◆ Exercise task
Lay out as a numbered list, with blank lines omitted, every line of the listing from the line containing "zoom-combo[interactable]: Fit Width" down to the line containing "tab-hunt-cactus-lexicon[interactable]: D.R. Hunt", both included.

◆ Data to use

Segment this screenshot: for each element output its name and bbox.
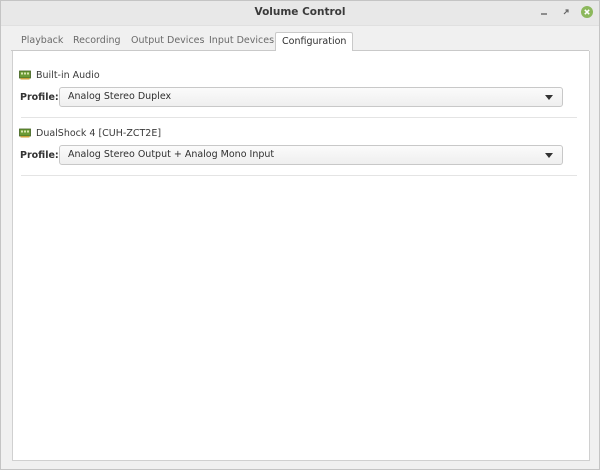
configuration-panel: Built-in Audio Profile: Analog Stereo Du… [12, 51, 590, 461]
minimize-button[interactable] [538, 6, 550, 18]
tab-configuration[interactable]: Configuration [275, 32, 354, 52]
tab-playback[interactable]: Playback [21, 32, 63, 50]
device-name: DualShock 4 [CUH-ZCT2E] [36, 127, 162, 139]
maximize-icon [563, 9, 569, 15]
tab-input-devices[interactable]: Input Devices [209, 32, 274, 50]
profile-label: Profile: [20, 92, 59, 103]
device-header-dualshock-4: DualShock 4 [CUH-ZCT2E] [19, 126, 161, 140]
profile-combobox-built-in-audio[interactable]: Analog Stereo Duplex [59, 87, 563, 107]
maximize-button[interactable] [560, 6, 572, 18]
dropdown-arrow-icon [545, 153, 553, 158]
profile-selected-value: Analog Stereo Duplex [68, 91, 172, 102]
sound-card-icon [19, 70, 31, 80]
card-separator [21, 175, 577, 176]
title-bar[interactable]: Volume Control [1, 1, 599, 26]
close-icon [584, 9, 590, 15]
tab-output-devices[interactable]: Output Devices [131, 32, 204, 50]
minimize-icon [541, 13, 547, 15]
close-button[interactable] [581, 6, 593, 18]
window-title: Volume Control [254, 6, 346, 18]
volume-control-window: Volume Control Playback Recording Output… [0, 0, 600, 470]
tab-bar: Playback Recording Output Devices Input … [11, 32, 591, 52]
device-name: Built-in Audio [36, 69, 100, 81]
device-header-built-in-audio: Built-in Audio [19, 68, 100, 82]
card-separator [21, 117, 577, 118]
profile-selected-value: Analog Stereo Output + Analog Mono Input [68, 149, 275, 160]
sound-card-icon [19, 128, 31, 138]
dropdown-arrow-icon [545, 95, 553, 100]
profile-label: Profile: [20, 150, 59, 161]
tab-recording[interactable]: Recording [73, 32, 121, 50]
profile-combobox-dualshock-4[interactable]: Analog Stereo Output + Analog Mono Input [59, 145, 563, 165]
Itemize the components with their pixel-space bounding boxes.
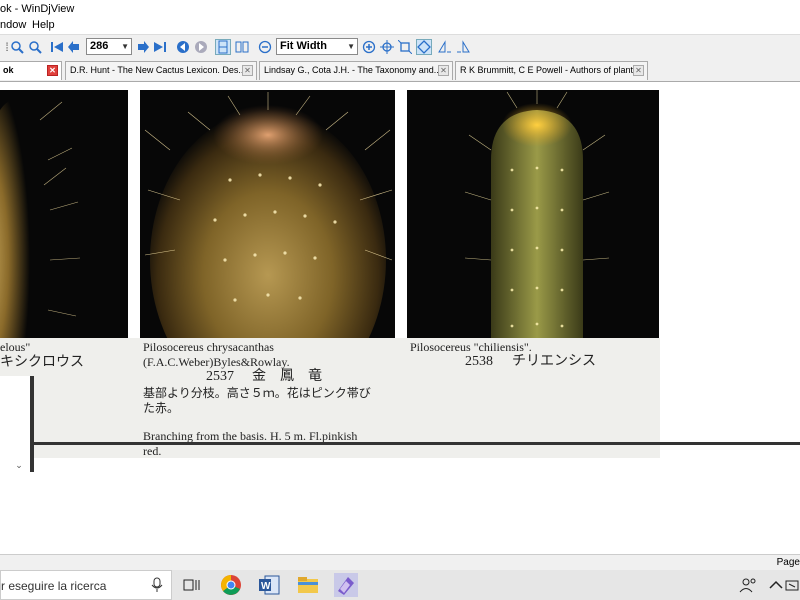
zoom-combo[interactable]: Fit Width ▼ <box>276 38 358 55</box>
zoom-out-icon[interactable] <box>28 40 42 54</box>
scroll-down-icon[interactable]: ⌄ <box>10 460 28 472</box>
back-icon[interactable] <box>176 40 190 54</box>
first-page-icon[interactable] <box>50 40 64 54</box>
close-icon[interactable]: ✕ <box>633 65 644 76</box>
cactus-photo-left <box>0 90 128 338</box>
zoom-out-circle-icon[interactable] <box>258 40 272 54</box>
document-view[interactable]: elous" キシクロウス Pilosocereus chrysacanthas… <box>0 82 800 554</box>
next-page-icon[interactable] <box>136 40 150 54</box>
actual-size-icon[interactable] <box>380 40 394 54</box>
taskbar-search-box[interactable]: r eseguire la ricerca <box>0 570 172 600</box>
microphone-icon[interactable] <box>151 577 163 596</box>
svg-text:W: W <box>261 581 271 592</box>
caption-middle-jp-desc-2: た赤。 <box>143 401 180 415</box>
menu-help[interactable]: Help <box>32 19 55 31</box>
caption-middle-latin-2: (F.A.C.Weber)Byles&Rowlay. <box>143 355 290 369</box>
status-bar: Page <box>0 554 800 571</box>
page-number-value: 286 <box>90 40 109 52</box>
task-view-icon[interactable] <box>180 573 204 597</box>
last-page-icon[interactable] <box>153 40 167 54</box>
tab-hunt-cactus-lexicon[interactable]: D.R. Hunt - The New Cactus Lexicon. Des.… <box>65 61 257 80</box>
rotate-left-icon[interactable] <box>438 40 452 54</box>
continuous-layout-icon[interactable] <box>215 39 231 55</box>
tab-brummitt-authors[interactable]: R K Brummitt, C E Powell - Authors of pl… <box>455 61 648 80</box>
caption-middle-kanji: 金 鳳 竜 <box>252 369 322 384</box>
caption-middle-en-desc-1: Branching from the basis. H. 5 m. Fl.pin… <box>143 429 358 443</box>
zoom-value: Fit Width <box>280 40 327 52</box>
left-frame <box>0 376 31 472</box>
close-icon[interactable]: ✕ <box>47 65 58 76</box>
caption-right-latin: Pilosocereus "chiliensis". <box>410 340 532 354</box>
taskbar: r eseguire la ricerca W <box>0 570 800 600</box>
title-bar: ok - WinDjView <box>0 0 800 18</box>
caption-left-katakana: キシクロウス <box>0 355 84 370</box>
tab-bar: ok ✕ D.R. Hunt - The New Cactus Lexicon.… <box>0 59 800 82</box>
close-icon[interactable]: ✕ <box>242 65 253 76</box>
menu-window[interactable]: ndow <box>0 19 26 31</box>
document-page: elous" キシクロウス Pilosocereus chrysacanthas… <box>0 82 660 458</box>
two-page-layout-icon[interactable] <box>235 40 249 54</box>
cactus-photo-chrysacanthas <box>140 90 395 338</box>
caption-middle-en-desc-2: red. <box>143 444 162 458</box>
forward-icon[interactable] <box>194 40 208 54</box>
zoom-in-circle-icon[interactable] <box>362 40 376 54</box>
horizontal-divider <box>34 442 800 445</box>
status-page-text: Page <box>776 557 800 568</box>
menu-bar: ndow Help <box>0 18 800 34</box>
file-explorer-icon[interactable] <box>296 573 320 597</box>
tab-current-document[interactable]: ok ✕ <box>0 61 62 80</box>
tab-label: ok <box>3 65 14 75</box>
tab-label: Lindsay G., Cota J.H. - The Taxonomy and… <box>264 65 442 75</box>
tab-label: R K Brummitt, C E Powell - Authors of pl… <box>460 65 641 75</box>
caption-middle-number: 2537 <box>206 369 234 384</box>
toolbar: ⁞ 286 ▼ Fit Width ▼ <box>0 34 800 61</box>
rotate-right-icon[interactable] <box>456 40 470 54</box>
caption-middle-jp-desc-1: 基部より分枝。高さ５ｍ。花はピンク帯び <box>143 386 371 400</box>
caption-middle-latin-1: Pilosocereus chrysacanthas <box>143 340 274 354</box>
window-title: ok - WinDjView <box>0 3 75 15</box>
chevron-down-icon[interactable]: ▼ <box>121 39 129 54</box>
caption-right-katakana: チリエンシス <box>512 354 596 369</box>
chevron-down-icon[interactable]: ▼ <box>347 39 355 54</box>
network-icon[interactable] <box>784 573 800 597</box>
fit-width-icon[interactable] <box>416 39 432 55</box>
zoom-in-icon[interactable] <box>10 40 24 54</box>
close-icon[interactable]: ✕ <box>438 65 449 76</box>
vertical-divider <box>30 376 34 472</box>
fit-page-icon[interactable] <box>397 39 413 55</box>
word-icon[interactable]: W <box>257 573 281 597</box>
windjview-icon[interactable] <box>334 573 358 597</box>
tab-label: D.R. Hunt - The New Cactus Lexicon. Des.… <box>70 65 246 75</box>
previous-page-icon[interactable] <box>67 40 81 54</box>
cactus-photo-chiliensis <box>407 90 659 338</box>
caption-left-latin: elous" <box>0 340 31 354</box>
page-number-combo[interactable]: 286 ▼ <box>86 38 132 55</box>
people-icon[interactable] <box>736 573 760 597</box>
chrome-icon[interactable] <box>219 573 243 597</box>
taskbar-search-text: r eseguire la ricerca <box>1 579 107 593</box>
tab-lindsay-taxonomy[interactable]: Lindsay G., Cota J.H. - The Taxonomy and… <box>259 61 453 80</box>
caption-right-number: 2538 <box>465 354 493 369</box>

◆ Answer to this exercise
1. zoom-combo[interactable]: Fit Width ▼ <box>276 38 358 55</box>
2. zoom-out-icon[interactable] <box>28 40 42 54</box>
3. scroll-down-icon[interactable]: ⌄ <box>10 460 28 472</box>
4. back-icon[interactable] <box>176 40 190 54</box>
5. first-page-icon[interactable] <box>50 40 64 54</box>
6. close-icon[interactable]: ✕ <box>633 65 644 76</box>
7. cactus-photo-left <box>0 90 128 338</box>
8. zoom-out-circle-icon[interactable] <box>258 40 272 54</box>
9. document-view[interactable]: elous" キシクロウス Pilosocereus chrysacanthas… <box>0 82 800 554</box>
10. next-page-icon[interactable] <box>136 40 150 54</box>
11. actual-size-icon[interactable] <box>380 40 394 54</box>
12. taskbar-search-box[interactable]: r eseguire la ricerca <box>0 570 172 600</box>
13. microphone-icon[interactable] <box>151 577 163 596</box>
14. svg-text:W: W <box>261 581 271 592</box>
15. caption-middle-jp-desc-2: た赤。 <box>143 401 180 415</box>
16. menu-help[interactable]: Help <box>32 19 55 31</box>
17. caption-middle-latin-2: (F.A.C.Weber)Byles&Rowlay. <box>143 355 290 369</box>
18. status-bar: Page <box>0 554 800 571</box>
19. page-number-value: 286 <box>90 40 109 52</box>
20. task-view-icon[interactable] <box>180 573 204 597</box>
21. last-page-icon[interactable] <box>153 40 167 54</box>
22. tab-hunt-cactus-lexicon[interactable]: D.R. Hunt - The New Cactus Lexicon. Des.… <box>65 61 257 80</box>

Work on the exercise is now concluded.